### EXTRAIT CHOISI
La cuisine Trois étoiles solidaires, ce sont 130 kilos par jour de viande sauvés de la poubelle

200 000 repas en deux ans… le pari de la cuisine Trois étoiles solidaires est largement relevé. « Son utilité est reconnue de tous, bénéficiaires, bénévoles et institutions. On compte actuellement 36 tonnes de viandes sauvées », autrement dit qui ne sont pas passées à la poubelle.

Ce deuxième anniversaire (début novembre) est donc une fierté pour la BAI. Le concept a même fait un émule avec une ouverture en Vendée. Du lundi au jeudi, dans la cuisine du collège Marc-Sangnier de Seyssins, le chef (un des cinq salariés que compte la BAI), les 35 bénévoles et les élèves des écoles hôtelières (Hôtel Lesdiguières, Enilv, Greta et bientôt Les Portes du Vercors de Voreppe) confectionnent entre 17 et 20 recettes à base de produits frais ramassés le matin même dans les grandes surfaces par d’autres bénévoles. Des recettes qui, évidemment, ne sachant pas ce qui arrivera, sont improvisées par le chef, au moment même de la réception de la marchandise. Cela représente 130 kilos de viande par jour… qui auraient dû finir à la décharge. Au lieu d’être jetée, cette viande est préparée, agrémentée de légumes verts – « toujours dans l’optique de la santé publique » – pour faire un vrai repas, tout prêt, pour les bénéficiaires.

### DONNÉES SOURCES

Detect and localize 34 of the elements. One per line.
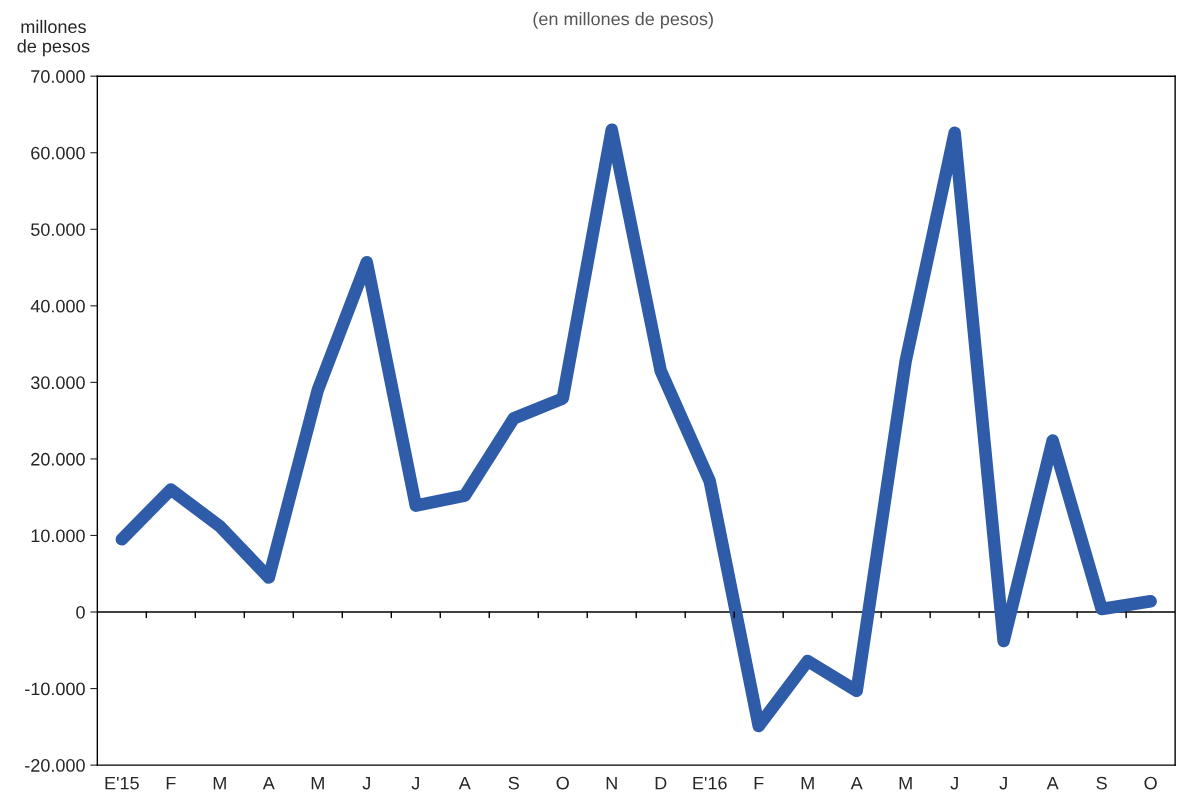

### CONSIGNE
D'après l'extrait, dans quelle cuisine les repas de Trois étoiles solidaires sont-ils préparés du lundi au jeudi ?

### CORRIGÉ
Ils sont préparés dans la cuisine du collège Marc-Sangnier de Seyssins.